(Stored entries)
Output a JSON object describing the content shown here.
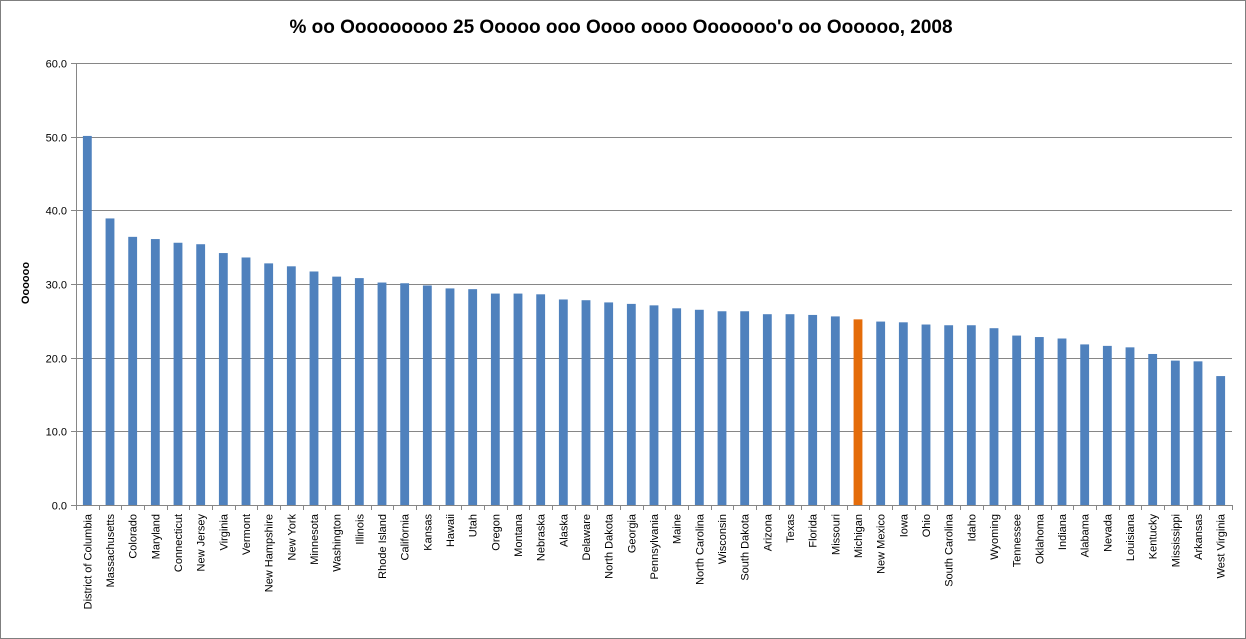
{
  "chart_data": {
    "type": "bar",
    "title": "% оо Ооооооооо 25 Ооооо ооо Оооо оооо Ооооооо'о оо Оооооо, 2008",
    "xlabel": "",
    "ylabel": "Оооооо",
    "ylim": [
      0,
      60
    ],
    "ytick_step": 10,
    "yticks": [
      "0.0",
      "10.0",
      "20.0",
      "30.0",
      "40.0",
      "50.0",
      "60.0"
    ],
    "grid": true,
    "legend": "none",
    "colors": {
      "default": "#4F81BD",
      "highlight": "#E46C0A",
      "grid": "#868686",
      "axis": "#868686",
      "border": "#7F7F7F"
    },
    "highlight_category": "Michigan",
    "categories": [
      "District of Columbia",
      "Massachusetts",
      "Colorado",
      "Maryland",
      "Connecticut",
      "New Jersey",
      "Virginia",
      "Vermont",
      "New Hampshire",
      "New York",
      "Minnesota",
      "Washington",
      "Illinois",
      "Rhode Island",
      "California",
      "Kansas",
      "Hawaii",
      "Utah",
      "Oregon",
      "Montana",
      "Nebraska",
      "Alaska",
      "Delaware",
      "North Dakota",
      "Georgia",
      "Pennsylvania",
      "Maine",
      "North Carolina",
      "Wisconsin",
      "South Dakota",
      "Arizona",
      "Texas",
      "Florida",
      "Missouri",
      "Michigan",
      "New Mexico",
      "Iowa",
      "Ohio",
      "South Carolina",
      "Idaho",
      "Wyoming",
      "Tennessee",
      "Oklahoma",
      "Indiana",
      "Alabama",
      "Nevada",
      "Louisiana",
      "Kentucky",
      "Mississippi",
      "Arkansas",
      "West Virginia"
    ],
    "values": [
      50.1,
      38.9,
      36.4,
      36.1,
      35.6,
      35.4,
      34.2,
      33.6,
      32.8,
      32.4,
      31.7,
      31.0,
      30.8,
      30.2,
      30.1,
      29.8,
      29.4,
      29.3,
      28.7,
      28.7,
      28.6,
      27.9,
      27.8,
      27.5,
      27.3,
      27.1,
      26.7,
      26.5,
      26.3,
      26.3,
      25.9,
      25.9,
      25.8,
      25.6,
      25.2,
      24.9,
      24.8,
      24.5,
      24.4,
      24.4,
      24.0,
      23.0,
      22.8,
      22.6,
      21.8,
      21.6,
      21.4,
      20.5,
      19.6,
      19.5,
      17.5
    ]
  }
}
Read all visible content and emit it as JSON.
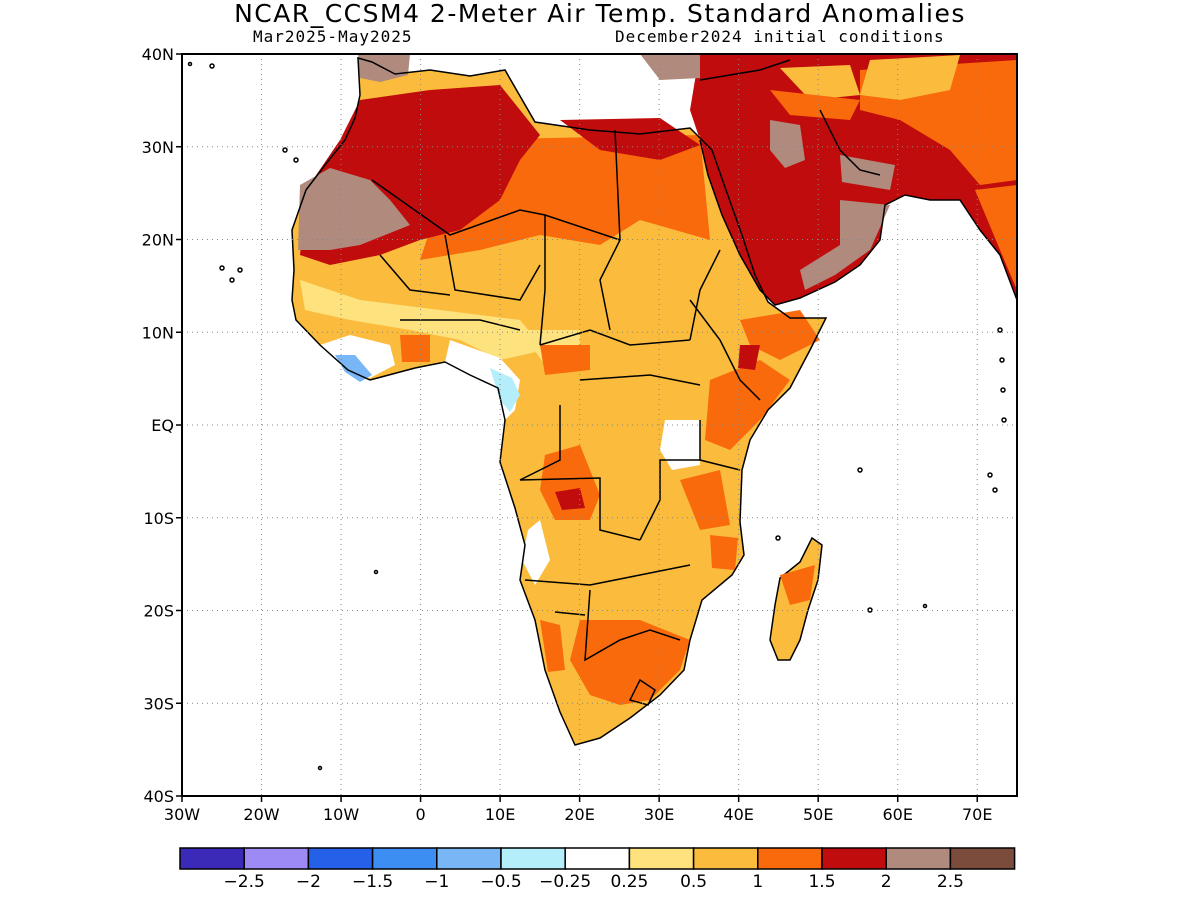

▶ _DIRECTIONS_: Check each line of the entries above, and show every one holding the word "JSON".

▶ _SOLUTION FOR THIS TASK_:
Output a JSON object describing the content shown here.
Read all visible content and emit it as JSON.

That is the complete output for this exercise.